Dataset rows about figures:
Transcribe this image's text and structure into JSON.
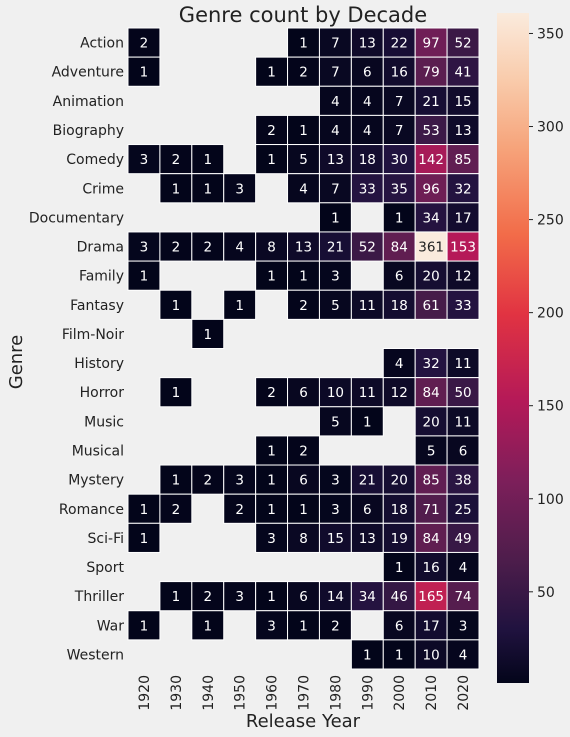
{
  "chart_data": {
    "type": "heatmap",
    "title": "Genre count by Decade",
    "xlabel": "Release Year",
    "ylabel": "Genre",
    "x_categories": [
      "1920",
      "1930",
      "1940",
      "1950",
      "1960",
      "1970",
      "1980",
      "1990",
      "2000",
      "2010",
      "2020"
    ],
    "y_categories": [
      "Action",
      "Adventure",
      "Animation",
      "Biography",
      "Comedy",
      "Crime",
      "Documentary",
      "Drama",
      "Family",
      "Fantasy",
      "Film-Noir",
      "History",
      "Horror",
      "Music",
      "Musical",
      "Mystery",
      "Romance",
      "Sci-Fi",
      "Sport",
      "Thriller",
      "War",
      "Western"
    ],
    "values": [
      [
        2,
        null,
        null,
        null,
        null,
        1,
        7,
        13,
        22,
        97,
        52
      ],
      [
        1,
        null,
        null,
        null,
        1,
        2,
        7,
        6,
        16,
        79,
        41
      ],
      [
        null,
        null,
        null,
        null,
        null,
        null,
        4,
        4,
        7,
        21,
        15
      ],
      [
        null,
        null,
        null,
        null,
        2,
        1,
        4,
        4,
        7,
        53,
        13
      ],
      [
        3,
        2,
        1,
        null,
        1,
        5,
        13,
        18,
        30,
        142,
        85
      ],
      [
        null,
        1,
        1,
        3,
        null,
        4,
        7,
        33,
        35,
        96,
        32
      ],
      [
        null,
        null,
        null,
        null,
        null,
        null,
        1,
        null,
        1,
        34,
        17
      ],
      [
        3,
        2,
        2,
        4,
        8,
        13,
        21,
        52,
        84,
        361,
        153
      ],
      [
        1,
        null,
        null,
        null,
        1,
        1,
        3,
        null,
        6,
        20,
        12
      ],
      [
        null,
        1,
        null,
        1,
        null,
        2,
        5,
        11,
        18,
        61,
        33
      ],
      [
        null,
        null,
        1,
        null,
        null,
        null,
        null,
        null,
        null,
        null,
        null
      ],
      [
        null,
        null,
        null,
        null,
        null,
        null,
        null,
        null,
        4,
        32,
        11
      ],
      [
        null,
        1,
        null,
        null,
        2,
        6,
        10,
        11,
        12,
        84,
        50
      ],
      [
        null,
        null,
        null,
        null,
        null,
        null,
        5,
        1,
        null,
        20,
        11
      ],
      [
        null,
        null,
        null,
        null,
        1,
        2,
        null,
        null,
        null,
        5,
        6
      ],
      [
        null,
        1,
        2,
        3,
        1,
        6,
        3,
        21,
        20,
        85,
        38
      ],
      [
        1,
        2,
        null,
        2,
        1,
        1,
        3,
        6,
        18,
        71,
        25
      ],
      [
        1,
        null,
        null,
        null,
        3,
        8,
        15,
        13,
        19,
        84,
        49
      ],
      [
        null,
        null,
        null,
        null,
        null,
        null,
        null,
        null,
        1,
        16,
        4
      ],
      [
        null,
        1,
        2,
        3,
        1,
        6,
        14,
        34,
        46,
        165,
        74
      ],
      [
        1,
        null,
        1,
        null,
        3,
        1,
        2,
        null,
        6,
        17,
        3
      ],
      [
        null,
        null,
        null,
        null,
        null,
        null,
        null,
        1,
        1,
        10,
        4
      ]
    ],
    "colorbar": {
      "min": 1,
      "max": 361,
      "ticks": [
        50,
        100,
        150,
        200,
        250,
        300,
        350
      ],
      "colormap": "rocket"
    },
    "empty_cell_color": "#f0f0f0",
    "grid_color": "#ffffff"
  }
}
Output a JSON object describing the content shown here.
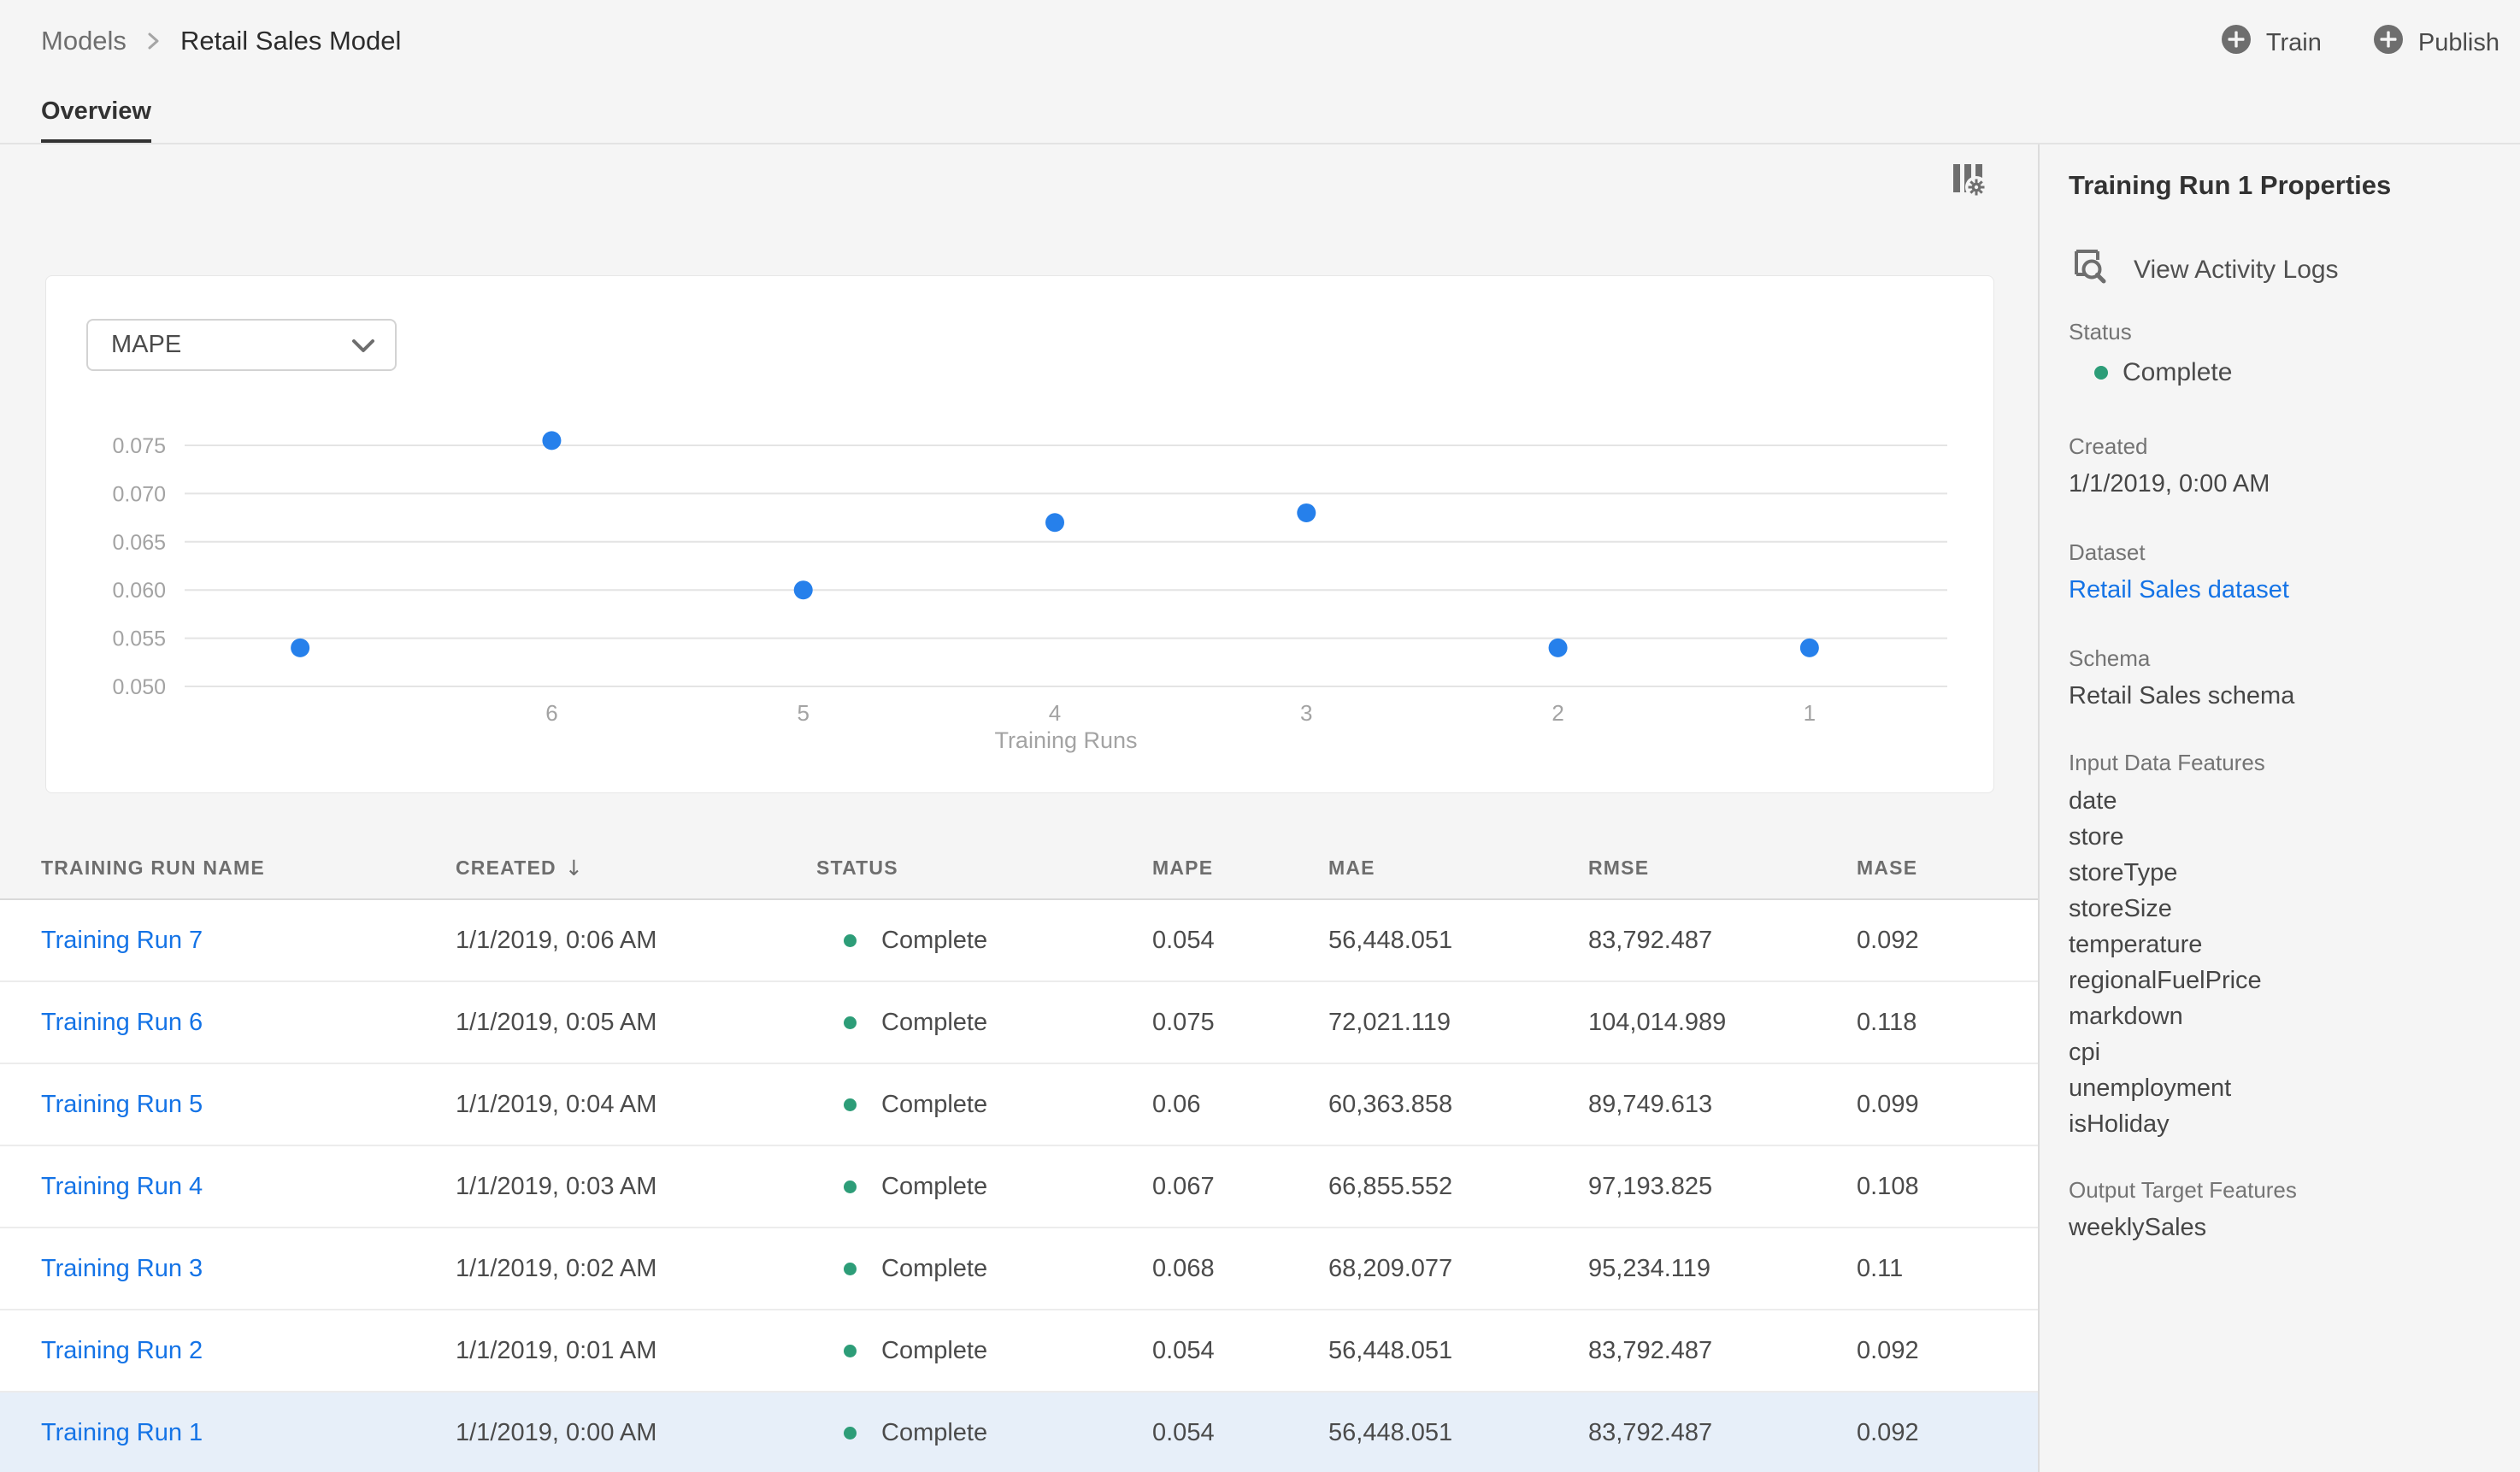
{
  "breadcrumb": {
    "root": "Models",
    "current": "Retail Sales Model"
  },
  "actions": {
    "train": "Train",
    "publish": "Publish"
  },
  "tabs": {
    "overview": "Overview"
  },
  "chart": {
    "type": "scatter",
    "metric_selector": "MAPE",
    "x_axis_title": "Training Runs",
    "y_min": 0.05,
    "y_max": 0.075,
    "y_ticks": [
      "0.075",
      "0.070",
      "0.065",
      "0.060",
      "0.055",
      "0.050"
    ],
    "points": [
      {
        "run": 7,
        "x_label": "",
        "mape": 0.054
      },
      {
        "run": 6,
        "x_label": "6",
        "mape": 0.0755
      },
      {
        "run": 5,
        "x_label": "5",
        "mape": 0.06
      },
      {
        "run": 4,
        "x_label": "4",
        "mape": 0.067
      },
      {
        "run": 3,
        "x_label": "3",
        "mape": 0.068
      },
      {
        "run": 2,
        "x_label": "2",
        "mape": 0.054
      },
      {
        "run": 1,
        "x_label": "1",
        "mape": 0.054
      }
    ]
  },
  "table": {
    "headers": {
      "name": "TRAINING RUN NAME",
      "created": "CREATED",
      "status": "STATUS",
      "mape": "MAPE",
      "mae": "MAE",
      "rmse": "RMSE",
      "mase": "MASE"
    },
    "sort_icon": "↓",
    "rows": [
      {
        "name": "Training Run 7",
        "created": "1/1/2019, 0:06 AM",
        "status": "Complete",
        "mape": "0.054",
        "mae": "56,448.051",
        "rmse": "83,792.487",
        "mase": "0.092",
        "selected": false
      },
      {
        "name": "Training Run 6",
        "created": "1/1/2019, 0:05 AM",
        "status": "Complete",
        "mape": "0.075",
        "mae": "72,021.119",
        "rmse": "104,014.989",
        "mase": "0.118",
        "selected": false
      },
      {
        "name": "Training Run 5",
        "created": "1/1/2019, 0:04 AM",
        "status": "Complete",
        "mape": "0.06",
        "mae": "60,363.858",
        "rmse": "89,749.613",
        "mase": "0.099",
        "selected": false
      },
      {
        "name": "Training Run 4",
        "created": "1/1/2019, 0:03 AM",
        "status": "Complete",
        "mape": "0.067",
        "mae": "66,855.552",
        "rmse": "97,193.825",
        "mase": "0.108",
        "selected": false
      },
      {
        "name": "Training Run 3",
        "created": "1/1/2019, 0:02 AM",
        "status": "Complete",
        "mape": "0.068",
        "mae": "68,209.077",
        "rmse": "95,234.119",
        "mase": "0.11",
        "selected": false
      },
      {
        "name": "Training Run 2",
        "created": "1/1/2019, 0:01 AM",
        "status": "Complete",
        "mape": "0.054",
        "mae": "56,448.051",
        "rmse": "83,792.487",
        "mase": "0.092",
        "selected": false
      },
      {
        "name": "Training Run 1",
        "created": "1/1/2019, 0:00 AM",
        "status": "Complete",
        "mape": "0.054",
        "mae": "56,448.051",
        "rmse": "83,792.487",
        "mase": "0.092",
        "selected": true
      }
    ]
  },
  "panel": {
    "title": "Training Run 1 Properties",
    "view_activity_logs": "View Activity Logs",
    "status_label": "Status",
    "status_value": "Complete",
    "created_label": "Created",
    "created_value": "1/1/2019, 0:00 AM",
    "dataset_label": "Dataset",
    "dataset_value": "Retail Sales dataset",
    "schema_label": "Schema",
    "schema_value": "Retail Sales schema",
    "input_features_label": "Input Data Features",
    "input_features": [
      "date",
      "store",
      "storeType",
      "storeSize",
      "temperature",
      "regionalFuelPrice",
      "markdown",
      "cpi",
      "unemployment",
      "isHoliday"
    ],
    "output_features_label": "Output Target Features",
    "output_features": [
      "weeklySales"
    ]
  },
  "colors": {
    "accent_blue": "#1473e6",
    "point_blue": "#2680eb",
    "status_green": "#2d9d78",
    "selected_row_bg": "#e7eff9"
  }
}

* * *

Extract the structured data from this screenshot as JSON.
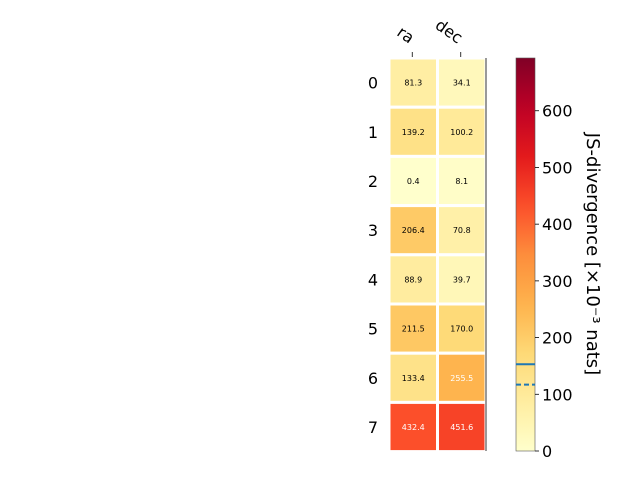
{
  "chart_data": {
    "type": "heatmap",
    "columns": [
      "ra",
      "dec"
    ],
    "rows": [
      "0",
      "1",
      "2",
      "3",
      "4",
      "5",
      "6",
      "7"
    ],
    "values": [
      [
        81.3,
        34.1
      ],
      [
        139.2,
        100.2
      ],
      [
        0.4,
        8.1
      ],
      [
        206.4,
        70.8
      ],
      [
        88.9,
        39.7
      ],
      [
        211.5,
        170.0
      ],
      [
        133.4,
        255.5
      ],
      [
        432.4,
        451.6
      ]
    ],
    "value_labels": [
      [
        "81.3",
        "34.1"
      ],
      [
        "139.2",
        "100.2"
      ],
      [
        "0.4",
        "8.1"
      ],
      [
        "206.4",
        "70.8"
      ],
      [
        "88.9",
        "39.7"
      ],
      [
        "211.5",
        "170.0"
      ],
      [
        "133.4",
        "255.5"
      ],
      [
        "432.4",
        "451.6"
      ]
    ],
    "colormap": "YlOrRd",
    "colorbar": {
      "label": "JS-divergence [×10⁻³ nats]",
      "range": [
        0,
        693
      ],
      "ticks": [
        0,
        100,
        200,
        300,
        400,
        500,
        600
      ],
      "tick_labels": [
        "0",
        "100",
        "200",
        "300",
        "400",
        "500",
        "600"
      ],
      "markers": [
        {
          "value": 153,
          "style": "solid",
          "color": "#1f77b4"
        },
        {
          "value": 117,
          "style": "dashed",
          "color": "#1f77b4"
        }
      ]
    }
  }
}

Work required:
Show all lines in the entries above where the string "rmse" appears.

Solution to the exercise:
      "rmse": "RMSE",
        "rmse": "83,792.487",
        "rmse": "104,014.989",
        "rmse": "89,749.613",
        "rmse": "97,193.825",
        "rmse": "95,234.119",
        "rmse": "83,792.487",
        "rmse": "83,792.487",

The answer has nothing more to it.